[Data records]
* Start *

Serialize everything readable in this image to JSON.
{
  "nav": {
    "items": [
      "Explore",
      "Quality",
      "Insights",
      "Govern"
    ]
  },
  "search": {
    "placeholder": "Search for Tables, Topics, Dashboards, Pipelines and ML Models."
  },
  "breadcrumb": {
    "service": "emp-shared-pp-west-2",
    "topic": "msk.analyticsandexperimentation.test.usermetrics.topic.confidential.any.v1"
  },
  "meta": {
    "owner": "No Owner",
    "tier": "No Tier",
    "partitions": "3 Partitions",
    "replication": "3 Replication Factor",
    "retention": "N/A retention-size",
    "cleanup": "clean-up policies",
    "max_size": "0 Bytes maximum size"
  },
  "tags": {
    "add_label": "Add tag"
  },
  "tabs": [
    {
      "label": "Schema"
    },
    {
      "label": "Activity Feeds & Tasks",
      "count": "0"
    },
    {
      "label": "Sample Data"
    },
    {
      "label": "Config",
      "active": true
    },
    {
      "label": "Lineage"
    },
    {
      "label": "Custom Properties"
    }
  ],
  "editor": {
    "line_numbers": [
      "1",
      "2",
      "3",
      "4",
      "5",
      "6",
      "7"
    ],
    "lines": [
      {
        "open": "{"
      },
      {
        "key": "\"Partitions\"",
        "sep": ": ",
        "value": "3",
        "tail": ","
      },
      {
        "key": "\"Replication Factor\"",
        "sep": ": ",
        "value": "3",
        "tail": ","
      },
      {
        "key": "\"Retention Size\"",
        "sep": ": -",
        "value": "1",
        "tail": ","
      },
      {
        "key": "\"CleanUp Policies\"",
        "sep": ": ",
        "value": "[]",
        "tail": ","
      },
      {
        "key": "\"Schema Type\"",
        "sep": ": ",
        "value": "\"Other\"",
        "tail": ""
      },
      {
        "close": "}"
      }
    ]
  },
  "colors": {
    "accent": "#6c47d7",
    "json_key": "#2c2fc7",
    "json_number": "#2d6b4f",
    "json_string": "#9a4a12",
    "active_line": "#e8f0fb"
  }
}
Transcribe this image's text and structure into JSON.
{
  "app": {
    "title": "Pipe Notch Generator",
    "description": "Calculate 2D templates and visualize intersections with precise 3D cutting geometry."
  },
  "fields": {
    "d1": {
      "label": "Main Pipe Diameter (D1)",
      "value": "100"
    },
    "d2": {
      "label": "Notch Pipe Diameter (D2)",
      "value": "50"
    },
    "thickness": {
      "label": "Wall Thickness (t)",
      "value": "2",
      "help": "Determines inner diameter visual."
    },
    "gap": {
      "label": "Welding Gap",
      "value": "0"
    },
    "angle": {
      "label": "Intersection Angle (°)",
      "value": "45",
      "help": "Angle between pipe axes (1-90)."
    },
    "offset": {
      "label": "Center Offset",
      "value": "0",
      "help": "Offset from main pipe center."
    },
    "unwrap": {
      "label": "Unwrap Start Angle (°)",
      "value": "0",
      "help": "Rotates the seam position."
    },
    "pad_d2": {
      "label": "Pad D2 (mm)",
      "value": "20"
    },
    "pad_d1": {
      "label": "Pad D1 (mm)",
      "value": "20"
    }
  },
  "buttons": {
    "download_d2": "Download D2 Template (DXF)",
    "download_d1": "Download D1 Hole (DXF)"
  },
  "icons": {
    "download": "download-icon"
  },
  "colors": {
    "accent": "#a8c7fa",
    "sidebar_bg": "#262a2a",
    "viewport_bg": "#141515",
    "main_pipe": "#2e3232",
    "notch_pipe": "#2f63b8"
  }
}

* End *

**Problem:** From the listing above, reproduce all the lines exactly.

**Solution to the problem:**
Serialize everything readable in this image to JSON.
{
  "nav": {
    "items": [
      "Explore",
      "Quality",
      "Insights",
      "Govern"
    ]
  },
  "search": {
    "placeholder": "Search for Tables, Topics, Dashboards, Pipelines and ML Models."
  },
  "breadcrumb": {
    "service": "emp-shared-pp-west-2",
    "topic": "msk.analyticsandexperimentation.test.usermetrics.topic.confidential.any.v1"
  },
  "meta": {
    "owner": "No Owner",
    "tier": "No Tier",
    "partitions": "3 Partitions",
    "replication": "3 Replication Factor",
    "retention": "N/A retention-size",
    "cleanup": "clean-up policies",
    "max_size": "0 Bytes maximum size"
  },
  "tags": {
    "add_label": "Add tag"
  },
  "tabs": [
    {
      "label": "Schema"
    },
    {
      "label": "Activity Feeds & Tasks",
      "count": "0"
    },
    {
      "label": "Sample Data"
    },
    {
      "label": "Config",
      "active": true
    },
    {
      "label": "Lineage"
    },
    {
      "label": "Custom Properties"
    }
  ],
  "editor": {
    "line_numbers": [
      "1",
      "2",
      "3",
      "4",
      "5",
      "6",
      "7"
    ],
    "lines": [
      {
        "open": "{"
      },
      {
        "key": "\"Partitions\"",
        "sep": ": ",
        "value": "3",
        "tail": ","
      },
      {
        "key": "\"Replication Factor\"",
        "sep": ": ",
        "value": "3",
        "tail": ","
      },
      {
        "key": "\"Retention Size\"",
        "sep": ": -",
        "value": "1",
        "tail": ","
      },
      {
        "key": "\"CleanUp Policies\"",
        "sep": ": ",
        "value": "[]",
        "tail": ","
      },
      {
        "key": "\"Schema Type\"",
        "sep": ": ",
        "value": "\"Other\"",
        "tail": ""
      },
      {
        "close": "}"
      }
    ]
  },
  "colors": {
    "accent": "#6c47d7",
    "json_key": "#2c2fc7",
    "json_number": "#2d6b4f",
    "json_string": "#9a4a12",
    "active_line": "#e8f0fb"
  }
}
Transcribe this image's text and structure into JSON.
{
  "app": {
    "title": "Pipe Notch Generator",
    "description": "Calculate 2D templates and visualize intersections with precise 3D cutting geometry."
  },
  "fields": {
    "d1": {
      "label": "Main Pipe Diameter (D1)",
      "value": "100"
    },
    "d2": {
      "label": "Notch Pipe Diameter (D2)",
      "value": "50"
    },
    "thickness": {
      "label": "Wall Thickness (t)",
      "value": "2",
      "help": "Determines inner diameter visual."
    },
    "gap": {
      "label": "Welding Gap",
      "value": "0"
    },
    "angle": {
      "label": "Intersection Angle (°)",
      "value": "45",
      "help": "Angle between pipe axes (1-90)."
    },
    "offset": {
      "label": "Center Offset",
      "value": "0",
      "help": "Offset from main pipe center."
    },
    "unwrap": {
      "label": "Unwrap Start Angle (°)",
      "value": "0",
      "help": "Rotates the seam position."
    },
    "pad_d2": {
      "label": "Pad D2 (mm)",
      "value": "20"
    },
    "pad_d1": {
      "label": "Pad D1 (mm)",
      "value": "20"
    }
  },
  "buttons": {
    "download_d2": "Download D2 Template (DXF)",
    "download_d1": "Download D1 Hole (DXF)"
  },
  "icons": {
    "download": "download-icon"
  },
  "colors": {
    "accent": "#a8c7fa",
    "sidebar_bg": "#262a2a",
    "viewport_bg": "#141515",
    "main_pipe": "#2e3232",
    "notch_pipe": "#2f63b8"
  }
}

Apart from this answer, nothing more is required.